__TAREFA 1__. Organize como lista JSON de strings, uma para cada linha e sem as linhas em branco, o trecho da listagem desde a linha que contém "rocker-arm-rear[interactable] (427, 87, 536, 121)" até o fim da listagem.

__TRECHO DO TEXTO__.
————————

Quando o sobrenatural se manifesta ao ouvido
Neologismo composto dos verbos gregos akùein (“ouvir”) e phainein (“manifestar-se”), o termo acufania indica uma manifestação de origem sobrenatural que se transforma em experiência sensorial sonora. Refere-se a fatos inexplicáveis captados pelo ouvido, como o som de sinos invisíveis, músicas celestiais, locuções espirituais, teofanias.
Exemplos
No Antigo Testamento há várias acufanias. Javé se manifesta assim no Monte Sinai: “E eis que, ao terceiro dia, no frescor da manhã, houve trovões, relâmpagos, uma espessa nuvem sobre a montanha e um fortíssimo som de trombeta […]. O Monte Sinai estava coberto de fumaça, porque sobre ele havia descido o Senhor no fogo e sua fumaça subia como a de uma fornalha; e toda a montanha tremia violentamente. O som da trombeta se tornava cada vez mais intenso: Moisés falava e Deus lhe respondia com voz de trovão” (Ex 19,16-19). E ainda: “Todo o povo percebia os trovões e relâmpagos, o som da trombeta e o monte fumegante. O povo viu, foi tomado de tremor e se manteve distante” (Ex 20,18).

————————

__Dados de anotação de layout visual__.
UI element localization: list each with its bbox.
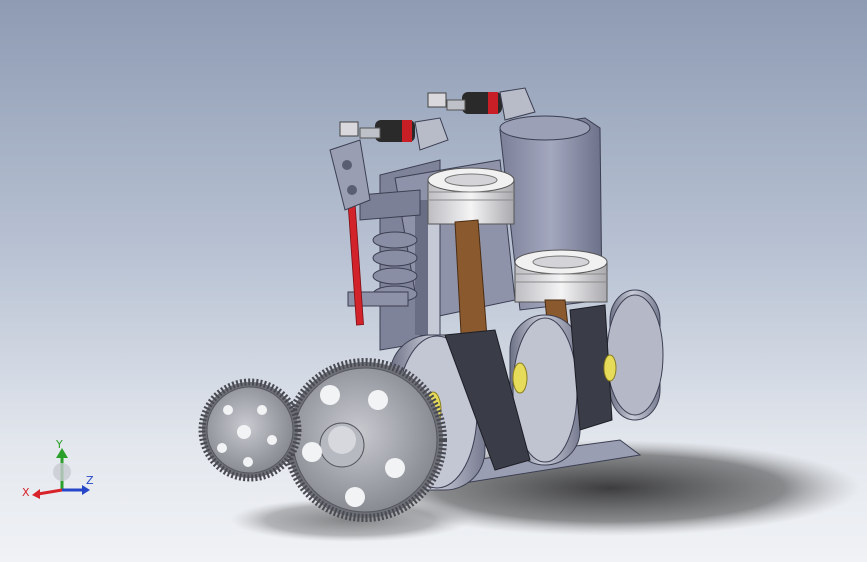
rocker-arm-rear[interactable] (427, 87, 536, 121)
orientation-triad[interactable]: Y X Z (22, 440, 102, 502)
piston-rear[interactable] (514, 249, 608, 303)
x-arrow-icon (32, 489, 40, 499)
piston-front[interactable] (427, 167, 515, 225)
3d-viewport[interactable] (0, 0, 867, 562)
y-axis-label: Y (55, 440, 63, 451)
main-bearing-rear (603, 354, 617, 382)
crank-gear[interactable] (283, 358, 447, 522)
main-bearing-mid (512, 362, 528, 394)
rocker-bracket[interactable] (329, 139, 371, 211)
cam-gear[interactable] (198, 378, 302, 482)
x-axis-label: X (22, 486, 30, 499)
x-axis (37, 488, 63, 496)
z-axis-label: Z (86, 474, 94, 487)
triad-origin-icon (53, 463, 71, 481)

————————

__TAREFA 2__. Reescreva o trecho do texto sobre acufania desde "Quando o sobrenatural" até "locuções espirituais, teofanias.", trocando "ouvido" por "sentido da audição".

__RESPOSTA COMPLETA 1__.
[
  "rocker-arm-rear[interactable] (427, 87, 536, 121)",
  "orientation-triad[interactable]: Y X Z (22, 440, 102, 502)",
  "piston-rear[interactable] (514, 249, 608, 303)",
  "x-arrow-icon (32, 489, 40, 499)",
  "piston-front[interactable] (427, 167, 515, 225)",
  "3d-viewport[interactable] (0, 0, 867, 562)",
  "y-axis-label: Y (55, 440, 63, 451)",
  "main-bearing-rear (603, 354, 617, 382)",
  "crank-gear[interactable] (283, 358, 447, 522)",
  "main-bearing-mid (512, 362, 528, 394)",
  "rocker-bracket[interactable] (329, 139, 371, 211)",
  "cam-gear[interactable] (198, 378, 302, 482)",
  "x-axis-label: X (22, 486, 30, 499)",
  "x-axis (37, 488, 63, 496)",
  "z-axis-label: Z (86, 474, 94, 487)",
  "triad-origin-icon (53, 463, 71, 481)"
]

__RESPOSTA COMPLETA 2__.
Quando o sobrenatural se manifesta ao sentido da audição
Neologismo composto dos verbos gregos akùein (“ouvir”) e phainein (“manifestar-se”), o termo acufania indica uma manifestação de origem sobrenatural que se transforma em experiência sensorial sonora. Refere-se a fatos inexplicáveis captados pelo sentido da audição, como o som de sinos invisíveis, músicas celestiais, locuções espirituais, teofanias.